**EXERCISE DETAILS:** Provide the number of lines containing the word "износа", and nothing else.

**RECORD EXCERPTS:**
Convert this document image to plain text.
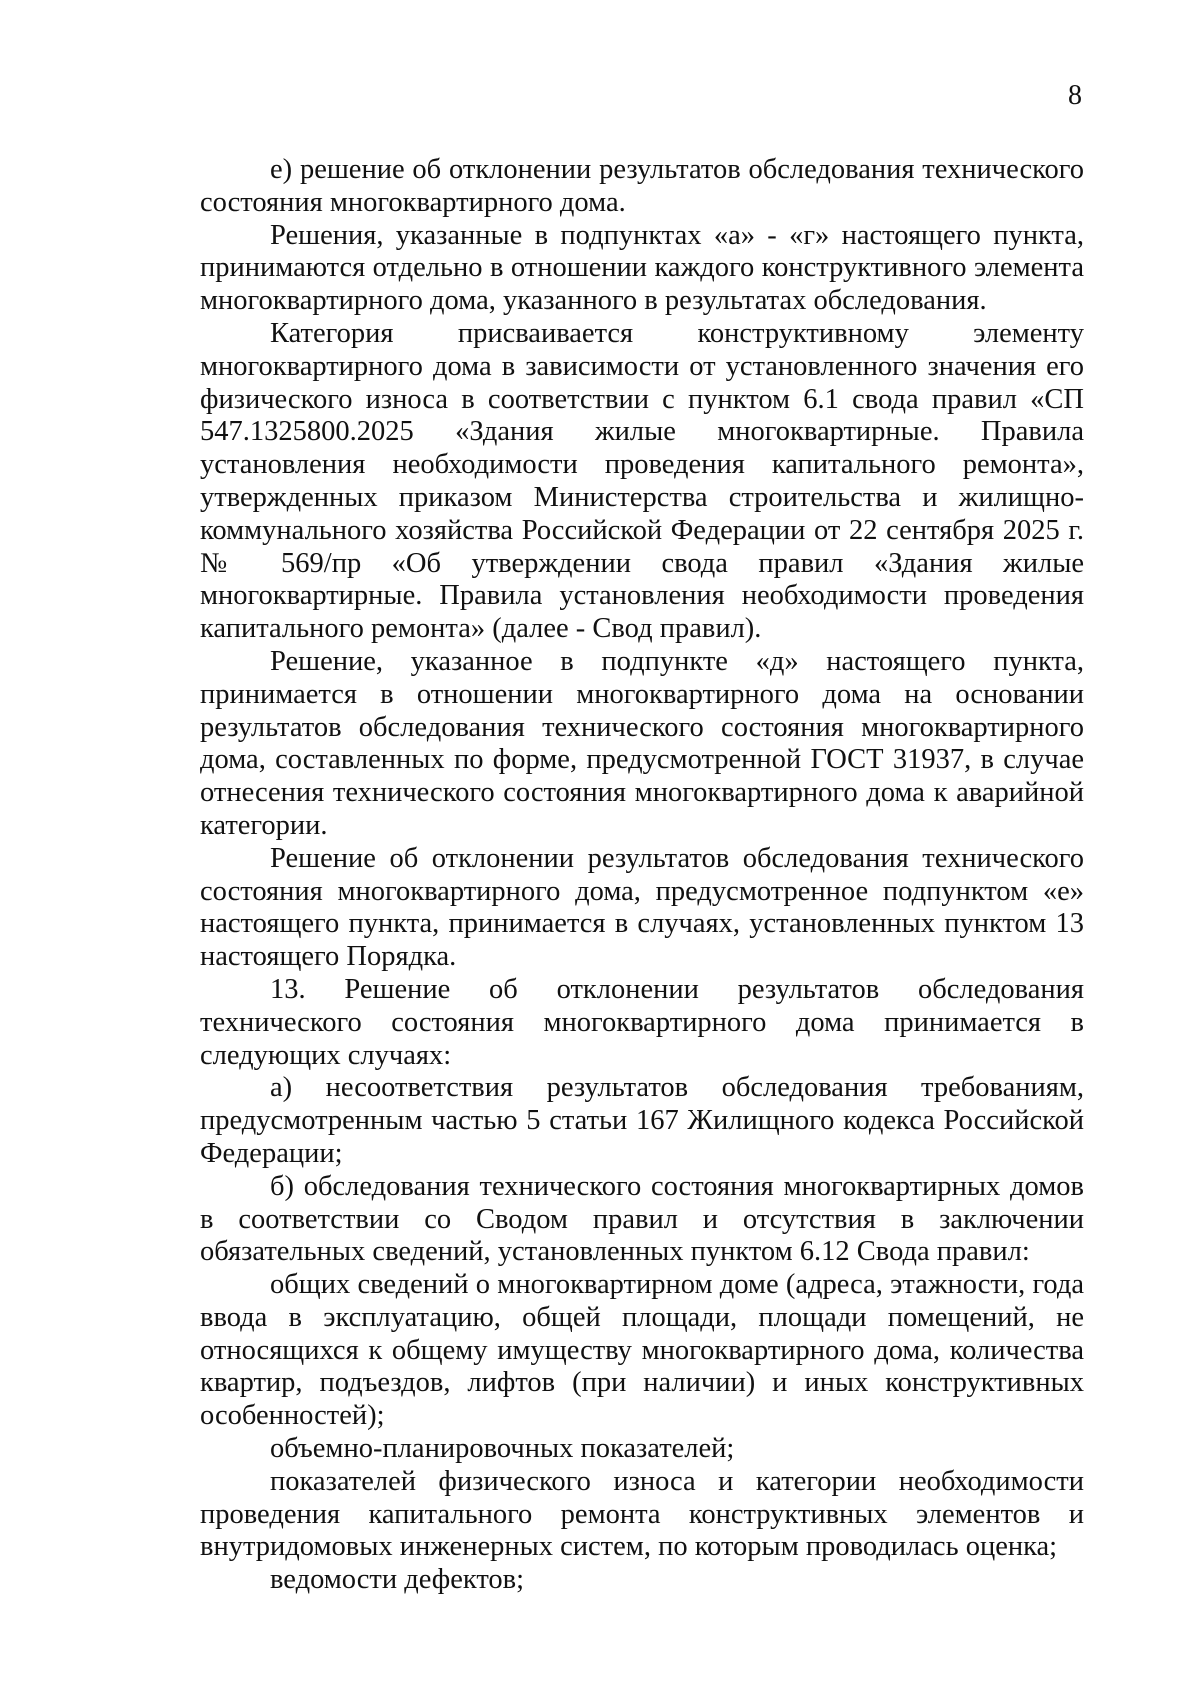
8

е) решение об отклонении результатов обследования технического состояния многоквартирного дома.

Решения, указанные в подпунктах «а» - «г» настоящего пункта, принимаются отдельно в отношении каждого конструктивного элемента многоквартирного дома, указанного в результатах обследования.

Категория присваивается конструктивному элементу многоквартирного дома в зависимости от установленного значения его физического износа в соответствии с пунктом 6.1 свода правил «СП 547.1325800.2025 «Здания жилые многоквартирные. Правила установления необходимости проведения капитального ремонта», утвержденных приказом Министерства строительства и жилищно-коммунального хозяйства Российской Федерации от 22 сентября 2025 г. № 569/пр «Об утверждении свода правил «Здания жилые многоквартирные. Правила установления необходимости проведения капитального ремонта» (далее - Свод правил).

Решение, указанное в подпункте «д» настоящего пункта, принимается в отношении многоквартирного дома на основании результатов обследования технического состояния многоквартирного дома, составленных по форме, предусмотренной ГОСТ 31937, в случае отнесения технического состояния многоквартирного дома к аварийной категории.

Решение об отклонении результатов обследования технического состояния многоквартирного дома, предусмотренное подпунктом «е» настоящего пункта, принимается в случаях, установленных пунктом 13 настоящего Порядка.

13. Решение об отклонении результатов обследования технического состояния многоквартирного дома принимается в следующих случаях:

а) несоответствия результатов обследования требованиям, предусмотренным частью 5 статьи 167 Жилищного кодекса Российской Федерации;

б) обследования технического состояния многоквартирных домов в соответствии со Сводом правил и отсутствия в заключении обязательных сведений, установленных пунктом 6.12 Свода правил:

общих сведений о многоквартирном доме (адреса, этажности, года ввода в эксплуатацию, общей площади, площади помещений, не относящихся к общему имуществу многоквартирного дома, количества квартир, подъездов, лифтов (при наличии) и иных конструктивных особенностей);

объемно-планировочных показателей;

показателей физического износа и категории необходимости проведения капитального ремонта конструктивных элементов и внутридомовых инженерных систем, по которым проводилась оценка;

ведомости дефектов;
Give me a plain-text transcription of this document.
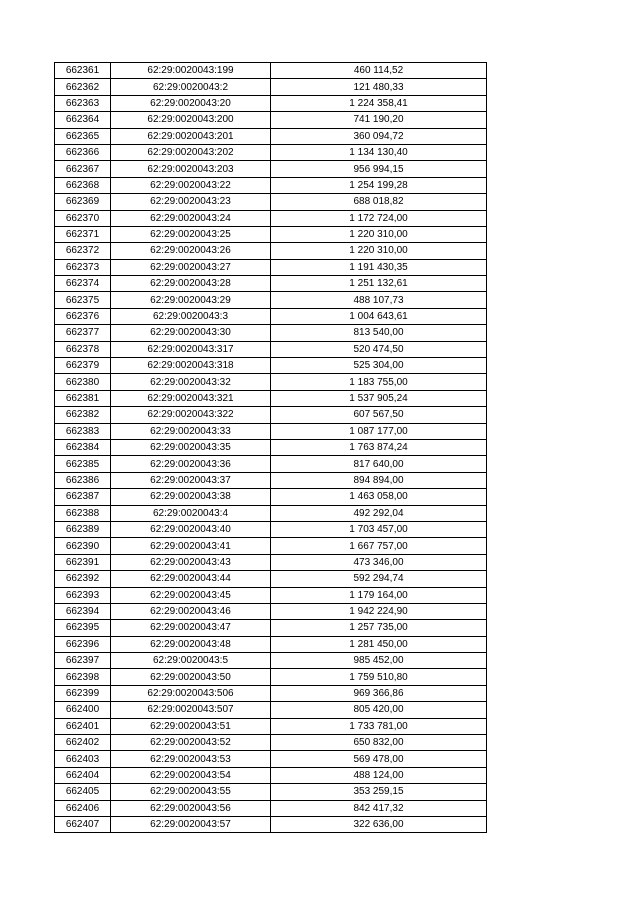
662361	62:29:0020043:199	460 114,52
662362	62:29:0020043:2	121 480,33
662363	62:29:0020043:20	1 224 358,41
662364	62:29:0020043:200	741 190,20
662365	62:29:0020043:201	360 094,72
662366	62:29:0020043:202	1 134 130,40
662367	62:29:0020043:203	956 994,15
662368	62:29:0020043:22	1 254 199,28
662369	62:29:0020043:23	688 018,82
662370	62:29:0020043:24	1 172 724,00
662371	62:29:0020043:25	1 220 310,00
662372	62:29:0020043:26	1 220 310,00
662373	62:29:0020043:27	1 191 430,35
662374	62:29:0020043:28	1 251 132,61
662375	62:29:0020043:29	488 107,73
662376	62:29:0020043:3	1 004 643,61
662377	62:29:0020043:30	813 540,00
662378	62:29:0020043:317	520 474,50
662379	62:29:0020043:318	525 304,00
662380	62:29:0020043:32	1 183 755,00
662381	62:29:0020043:321	1 537 905,24
662382	62:29:0020043:322	607 567,50
662383	62:29:0020043:33	1 087 177,00
662384	62:29:0020043:35	1 763 874,24
662385	62:29:0020043:36	817 640,00
662386	62:29:0020043:37	894 894,00
662387	62:29:0020043:38	1 463 058,00
662388	62:29:0020043:4	492 292,04
662389	62:29:0020043:40	1 703 457,00
662390	62:29:0020043:41	1 667 757,00
662391	62:29:0020043:43	473 346,00
662392	62:29:0020043:44	592 294,74
662393	62:29:0020043:45	1 179 164,00
662394	62:29:0020043:46	1 942 224,90
662395	62:29:0020043:47	1 257 735,00
662396	62:29:0020043:48	1 281 450,00
662397	62:29:0020043:5	985 452,00
662398	62:29:0020043:50	1 759 510,80
662399	62:29:0020043:506	969 366,86
662400	62:29:0020043:507	805 420,00
662401	62:29:0020043:51	1 733 781,00
662402	62:29:0020043:52	650 832,00
662403	62:29:0020043:53	569 478,00
662404	62:29:0020043:54	488 124,00
662405	62:29:0020043:55	353 259,15
662406	62:29:0020043:56	842 417,32
662407	62:29:0020043:57	322 636,00
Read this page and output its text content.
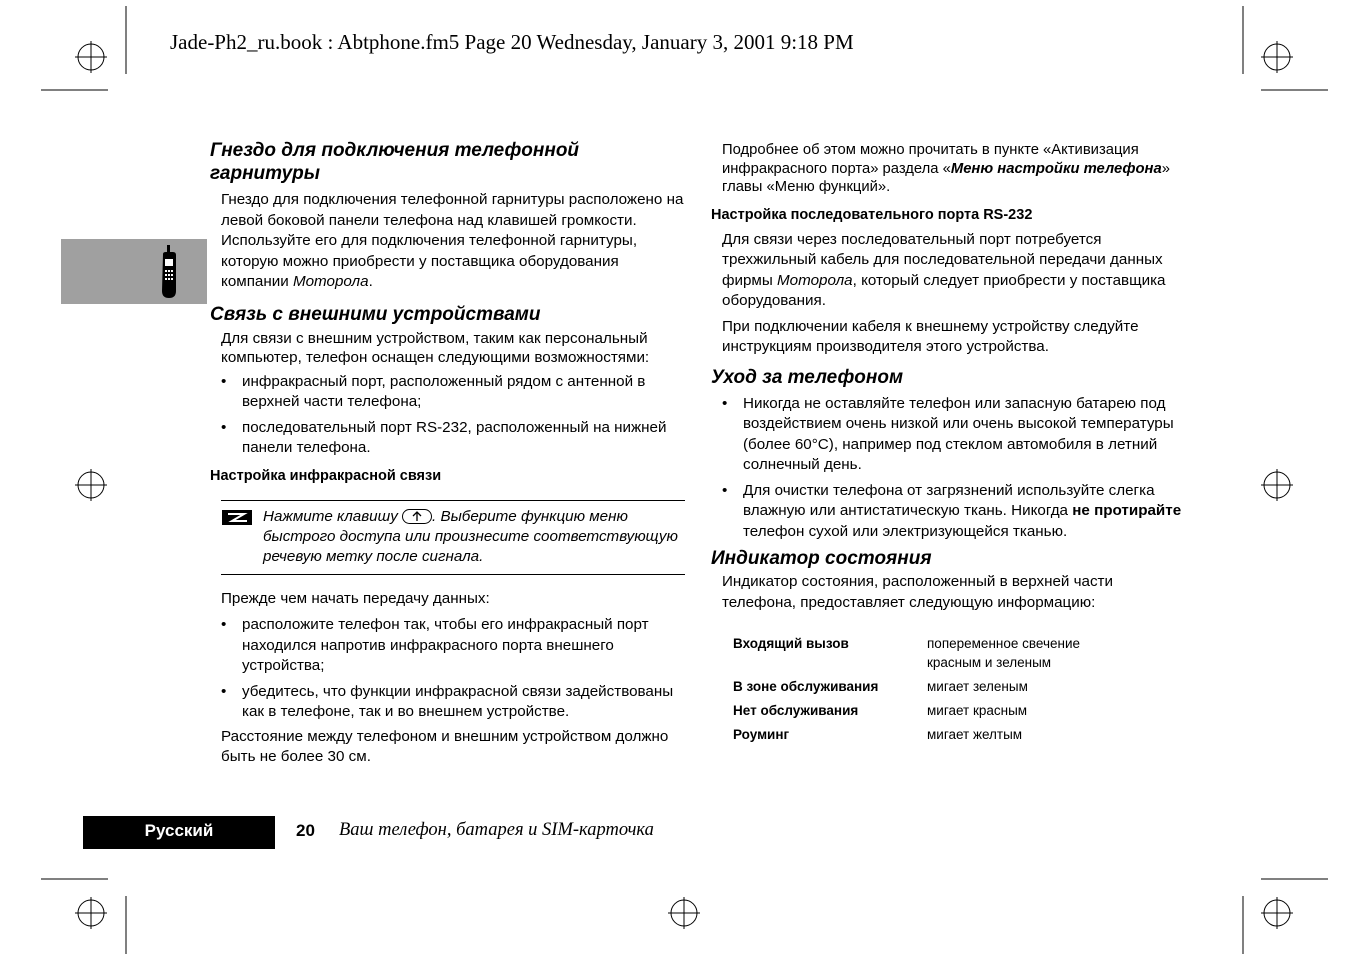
Jade-Ph2_ru.book : Abtphone.fm5 Page 20 Wednesday, January 3, 2001 9:18 PM
Гнездо для подключения телефонной гарнитуры

Гнездо для подключения телефонной гарнитуры расположено на левой боковой панели телефона над клавишей громкости. Используйте его для подключения телефонной гарнитуры, которую можно приобрести у поставщика оборудования компании Моторола.

Связь с внешними устройствами

Для связи с внешним устройством, таким как персональный компьютер, телефон оснащен следующими возможностями:

• инфракрасный порт, расположенный рядом с антенной в верхней части телефона;
• последовательный порт RS-232, расположенный на нижней панели телефона.
Настройка инфракрасной связи
Нажмите клавишу
. Выберите функцию меню быстрого доступа или произнесите соответствующую речевую метку после сигнала.

Прежде чем начать передачу данных:

• расположите телефон так, чтобы его инфракрасный порт находился напротив инфракрасного порта внешнего устройства;
• убедитесь, что функции инфракрасной связи задействованы как в телефоне, так и во внешнем устройстве.

Расстояние между телефоном и внешним устройством должно быть не более 30 см.

Подробнее об этом можно прочитать в пункте «Активизация инфракрасного порта» раздела «Меню настройки телефона» главы «Меню функций».

Настройка последовательного порта RS-232

Для связи через последовательный порт потребуется трехжильный кабель для последовательной передачи данных фирмы Моторола, который следует приобрести у поставщика оборудования.

При подключении кабеля к внешнему устройству следуйте инструкциям производителя этого устройства.

Уход за телефоном
• Никогда не оставляйте телефон или запасную батарею под воздействием очень низкой или очень высокой температуры (более 60°C), например под стеклом автомобиля в летний солнечный день.
• Для очистки телефона от загрязнений используйте слегка влажную или антистатическую ткань. Никогда не протирайте телефон сухой или электризующейся тканью.
Индикатор состояния

Индикатор состояния, расположенный в верхней части телефона, предоставляет следующую информацию:

Входящий вызов	попеременное свечение красным и зеленым
В зоне обслуживания	мигает зеленым
Нет обслуживания	мигает красным
Роуминг	мигает желтым
Русский	20 Ваш телефон, батарея и SIM-карточка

**EXERCISE RESPONSE:** 2